**Stated exercise**. Filter the data for lines with the word "Transcribe", then copy every line so identified.

**Exercise input**.
──────────

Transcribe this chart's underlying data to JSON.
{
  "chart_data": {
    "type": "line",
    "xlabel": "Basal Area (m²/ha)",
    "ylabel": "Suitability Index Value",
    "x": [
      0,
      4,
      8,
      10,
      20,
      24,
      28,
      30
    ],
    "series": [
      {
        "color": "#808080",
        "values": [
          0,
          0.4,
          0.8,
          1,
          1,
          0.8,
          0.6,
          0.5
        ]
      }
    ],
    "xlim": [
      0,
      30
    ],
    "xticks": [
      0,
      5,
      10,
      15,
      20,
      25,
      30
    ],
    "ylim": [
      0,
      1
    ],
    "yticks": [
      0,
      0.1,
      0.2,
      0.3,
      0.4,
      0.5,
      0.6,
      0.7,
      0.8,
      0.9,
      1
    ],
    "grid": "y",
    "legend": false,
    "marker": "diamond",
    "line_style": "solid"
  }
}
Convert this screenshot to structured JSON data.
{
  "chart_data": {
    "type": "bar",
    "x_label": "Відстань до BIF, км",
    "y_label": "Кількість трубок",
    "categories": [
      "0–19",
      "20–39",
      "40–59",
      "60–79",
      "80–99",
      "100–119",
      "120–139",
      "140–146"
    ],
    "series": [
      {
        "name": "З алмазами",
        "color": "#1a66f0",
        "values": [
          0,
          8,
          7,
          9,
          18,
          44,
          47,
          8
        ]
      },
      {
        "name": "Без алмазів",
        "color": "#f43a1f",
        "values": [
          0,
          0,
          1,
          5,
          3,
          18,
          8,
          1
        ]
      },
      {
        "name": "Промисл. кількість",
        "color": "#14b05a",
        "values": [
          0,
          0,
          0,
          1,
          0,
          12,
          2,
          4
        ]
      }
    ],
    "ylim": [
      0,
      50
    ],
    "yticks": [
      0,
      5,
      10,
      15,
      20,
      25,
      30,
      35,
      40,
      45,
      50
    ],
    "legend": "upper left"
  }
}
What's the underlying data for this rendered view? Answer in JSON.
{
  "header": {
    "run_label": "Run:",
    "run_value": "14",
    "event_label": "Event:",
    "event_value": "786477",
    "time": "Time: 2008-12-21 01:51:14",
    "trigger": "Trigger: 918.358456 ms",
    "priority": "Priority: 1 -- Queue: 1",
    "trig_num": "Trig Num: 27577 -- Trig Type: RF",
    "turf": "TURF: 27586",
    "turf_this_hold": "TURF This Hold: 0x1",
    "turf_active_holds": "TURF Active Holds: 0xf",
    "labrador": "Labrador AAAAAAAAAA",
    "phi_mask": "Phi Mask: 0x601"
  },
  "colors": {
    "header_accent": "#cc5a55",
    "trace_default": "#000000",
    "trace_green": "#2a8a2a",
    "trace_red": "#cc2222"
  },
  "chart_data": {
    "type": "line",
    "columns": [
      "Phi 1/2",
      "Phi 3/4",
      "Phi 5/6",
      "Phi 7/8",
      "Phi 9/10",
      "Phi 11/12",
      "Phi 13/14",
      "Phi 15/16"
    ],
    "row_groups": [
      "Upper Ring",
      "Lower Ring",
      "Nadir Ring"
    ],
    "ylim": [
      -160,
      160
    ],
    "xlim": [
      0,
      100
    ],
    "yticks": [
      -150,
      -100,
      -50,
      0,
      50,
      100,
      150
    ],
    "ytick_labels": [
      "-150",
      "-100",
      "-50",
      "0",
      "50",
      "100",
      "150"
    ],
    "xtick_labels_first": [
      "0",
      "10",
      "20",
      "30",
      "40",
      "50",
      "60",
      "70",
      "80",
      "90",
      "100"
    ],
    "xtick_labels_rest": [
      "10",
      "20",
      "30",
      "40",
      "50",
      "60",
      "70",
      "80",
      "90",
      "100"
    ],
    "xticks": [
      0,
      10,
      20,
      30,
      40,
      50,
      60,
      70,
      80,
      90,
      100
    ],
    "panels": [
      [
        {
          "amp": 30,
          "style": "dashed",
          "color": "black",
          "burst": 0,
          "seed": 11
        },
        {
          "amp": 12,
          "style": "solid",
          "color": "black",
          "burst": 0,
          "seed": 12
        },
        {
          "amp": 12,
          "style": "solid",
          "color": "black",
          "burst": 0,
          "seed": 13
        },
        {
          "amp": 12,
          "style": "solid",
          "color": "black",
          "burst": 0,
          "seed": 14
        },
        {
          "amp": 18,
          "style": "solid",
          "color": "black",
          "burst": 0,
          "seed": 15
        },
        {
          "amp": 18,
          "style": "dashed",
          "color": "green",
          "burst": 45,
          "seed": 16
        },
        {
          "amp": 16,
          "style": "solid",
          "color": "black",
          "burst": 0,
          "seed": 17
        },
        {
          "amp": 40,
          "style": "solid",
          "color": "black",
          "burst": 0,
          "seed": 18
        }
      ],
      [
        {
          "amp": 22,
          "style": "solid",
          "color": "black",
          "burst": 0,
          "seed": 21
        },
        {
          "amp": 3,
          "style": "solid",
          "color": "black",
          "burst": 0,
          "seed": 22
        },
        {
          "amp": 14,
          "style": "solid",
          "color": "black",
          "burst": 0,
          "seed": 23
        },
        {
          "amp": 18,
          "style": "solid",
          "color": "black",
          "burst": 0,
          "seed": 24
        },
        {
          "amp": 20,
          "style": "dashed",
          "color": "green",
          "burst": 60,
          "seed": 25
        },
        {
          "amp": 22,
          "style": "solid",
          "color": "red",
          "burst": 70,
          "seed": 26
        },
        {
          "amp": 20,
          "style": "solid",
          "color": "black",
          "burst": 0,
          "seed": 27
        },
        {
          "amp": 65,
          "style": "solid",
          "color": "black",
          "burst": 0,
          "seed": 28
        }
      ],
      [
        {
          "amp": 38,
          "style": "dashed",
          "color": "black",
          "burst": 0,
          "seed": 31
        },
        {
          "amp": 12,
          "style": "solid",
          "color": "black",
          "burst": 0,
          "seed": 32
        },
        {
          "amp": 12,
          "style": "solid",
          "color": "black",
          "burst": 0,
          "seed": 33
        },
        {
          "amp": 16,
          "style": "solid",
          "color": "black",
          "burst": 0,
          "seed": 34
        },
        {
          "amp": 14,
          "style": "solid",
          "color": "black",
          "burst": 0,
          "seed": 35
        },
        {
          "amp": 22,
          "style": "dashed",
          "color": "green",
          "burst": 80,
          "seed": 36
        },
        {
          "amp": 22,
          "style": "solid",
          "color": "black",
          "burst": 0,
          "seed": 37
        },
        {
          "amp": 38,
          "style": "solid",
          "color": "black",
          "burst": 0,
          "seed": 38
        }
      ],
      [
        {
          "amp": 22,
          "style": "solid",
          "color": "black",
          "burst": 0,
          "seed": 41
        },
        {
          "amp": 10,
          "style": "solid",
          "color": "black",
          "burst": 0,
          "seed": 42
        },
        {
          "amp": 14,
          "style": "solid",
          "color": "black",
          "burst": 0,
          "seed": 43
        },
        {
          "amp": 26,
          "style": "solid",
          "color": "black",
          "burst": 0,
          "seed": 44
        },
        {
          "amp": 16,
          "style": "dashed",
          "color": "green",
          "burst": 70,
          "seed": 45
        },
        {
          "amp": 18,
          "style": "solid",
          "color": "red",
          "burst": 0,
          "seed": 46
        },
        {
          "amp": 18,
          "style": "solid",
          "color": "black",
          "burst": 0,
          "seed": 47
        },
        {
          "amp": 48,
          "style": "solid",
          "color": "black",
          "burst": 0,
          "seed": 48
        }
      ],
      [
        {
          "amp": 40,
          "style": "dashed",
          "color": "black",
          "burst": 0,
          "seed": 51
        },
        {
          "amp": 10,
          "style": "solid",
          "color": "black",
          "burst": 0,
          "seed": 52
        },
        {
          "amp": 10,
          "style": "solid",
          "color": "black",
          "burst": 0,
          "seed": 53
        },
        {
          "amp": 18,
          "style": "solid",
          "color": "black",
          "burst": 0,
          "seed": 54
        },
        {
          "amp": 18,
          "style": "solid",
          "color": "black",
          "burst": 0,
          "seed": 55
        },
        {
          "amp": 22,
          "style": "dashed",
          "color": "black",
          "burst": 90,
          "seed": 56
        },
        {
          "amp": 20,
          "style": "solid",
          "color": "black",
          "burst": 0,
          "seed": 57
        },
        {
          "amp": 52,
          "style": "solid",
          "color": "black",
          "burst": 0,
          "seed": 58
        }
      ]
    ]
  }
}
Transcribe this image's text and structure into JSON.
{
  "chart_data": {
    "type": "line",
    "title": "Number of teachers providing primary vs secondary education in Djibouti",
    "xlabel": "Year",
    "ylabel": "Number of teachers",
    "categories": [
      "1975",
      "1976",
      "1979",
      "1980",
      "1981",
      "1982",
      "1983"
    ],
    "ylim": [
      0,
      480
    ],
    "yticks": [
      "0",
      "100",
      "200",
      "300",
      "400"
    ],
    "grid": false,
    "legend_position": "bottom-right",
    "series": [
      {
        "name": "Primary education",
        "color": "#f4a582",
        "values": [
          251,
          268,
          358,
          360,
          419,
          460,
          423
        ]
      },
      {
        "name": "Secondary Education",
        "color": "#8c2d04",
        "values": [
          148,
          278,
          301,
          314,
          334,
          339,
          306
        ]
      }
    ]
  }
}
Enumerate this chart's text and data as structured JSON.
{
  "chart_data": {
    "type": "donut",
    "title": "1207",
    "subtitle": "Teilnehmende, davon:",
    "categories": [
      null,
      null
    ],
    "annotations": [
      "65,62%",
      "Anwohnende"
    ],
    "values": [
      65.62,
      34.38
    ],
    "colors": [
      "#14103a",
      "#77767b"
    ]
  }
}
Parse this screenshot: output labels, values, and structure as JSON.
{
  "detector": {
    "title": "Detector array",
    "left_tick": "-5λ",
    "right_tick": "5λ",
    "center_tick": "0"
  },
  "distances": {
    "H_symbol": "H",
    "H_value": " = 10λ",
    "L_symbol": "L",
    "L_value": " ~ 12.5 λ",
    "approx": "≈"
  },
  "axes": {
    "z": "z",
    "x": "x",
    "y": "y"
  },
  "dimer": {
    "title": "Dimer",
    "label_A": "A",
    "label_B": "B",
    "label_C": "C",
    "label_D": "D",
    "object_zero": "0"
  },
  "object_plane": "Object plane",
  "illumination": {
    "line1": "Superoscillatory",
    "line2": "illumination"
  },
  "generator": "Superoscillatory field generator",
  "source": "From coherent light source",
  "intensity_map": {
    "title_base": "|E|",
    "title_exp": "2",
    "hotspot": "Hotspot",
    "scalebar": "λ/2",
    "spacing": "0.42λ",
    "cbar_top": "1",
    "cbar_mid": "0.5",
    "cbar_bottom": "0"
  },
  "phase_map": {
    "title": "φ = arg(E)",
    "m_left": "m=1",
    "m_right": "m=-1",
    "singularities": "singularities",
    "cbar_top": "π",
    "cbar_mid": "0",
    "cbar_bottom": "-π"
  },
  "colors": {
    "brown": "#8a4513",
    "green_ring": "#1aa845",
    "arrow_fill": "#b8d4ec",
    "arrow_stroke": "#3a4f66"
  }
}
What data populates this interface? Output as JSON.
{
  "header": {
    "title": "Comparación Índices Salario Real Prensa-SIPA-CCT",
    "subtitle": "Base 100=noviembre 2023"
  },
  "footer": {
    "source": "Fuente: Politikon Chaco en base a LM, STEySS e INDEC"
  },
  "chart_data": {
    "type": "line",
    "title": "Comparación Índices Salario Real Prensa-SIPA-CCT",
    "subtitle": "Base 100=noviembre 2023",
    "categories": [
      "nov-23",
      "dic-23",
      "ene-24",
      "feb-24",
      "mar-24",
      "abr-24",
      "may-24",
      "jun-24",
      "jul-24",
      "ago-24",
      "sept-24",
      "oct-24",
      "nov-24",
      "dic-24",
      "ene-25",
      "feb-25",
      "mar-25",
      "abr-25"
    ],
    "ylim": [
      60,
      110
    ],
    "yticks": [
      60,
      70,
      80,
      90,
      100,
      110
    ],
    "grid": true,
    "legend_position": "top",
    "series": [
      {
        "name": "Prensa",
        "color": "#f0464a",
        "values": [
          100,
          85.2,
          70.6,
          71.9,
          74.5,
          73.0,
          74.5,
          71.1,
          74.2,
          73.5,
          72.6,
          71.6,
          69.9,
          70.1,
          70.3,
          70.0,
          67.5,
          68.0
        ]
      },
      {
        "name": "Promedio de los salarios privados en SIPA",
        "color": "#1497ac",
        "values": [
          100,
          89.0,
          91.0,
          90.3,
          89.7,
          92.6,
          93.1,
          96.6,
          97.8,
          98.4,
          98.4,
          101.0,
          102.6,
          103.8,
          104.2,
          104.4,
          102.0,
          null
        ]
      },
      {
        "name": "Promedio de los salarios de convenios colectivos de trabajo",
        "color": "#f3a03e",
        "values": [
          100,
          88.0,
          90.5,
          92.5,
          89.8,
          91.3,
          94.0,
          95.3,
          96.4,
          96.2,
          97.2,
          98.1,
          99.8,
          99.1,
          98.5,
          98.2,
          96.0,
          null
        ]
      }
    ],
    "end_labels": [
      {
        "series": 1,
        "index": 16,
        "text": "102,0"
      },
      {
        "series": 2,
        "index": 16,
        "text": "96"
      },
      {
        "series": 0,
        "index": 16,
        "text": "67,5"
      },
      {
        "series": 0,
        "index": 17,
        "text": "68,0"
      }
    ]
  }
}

──────────

**Output below**.
Transcribe this chart's underlying data to JSON.
Transcribe this image's text and structure into JSON.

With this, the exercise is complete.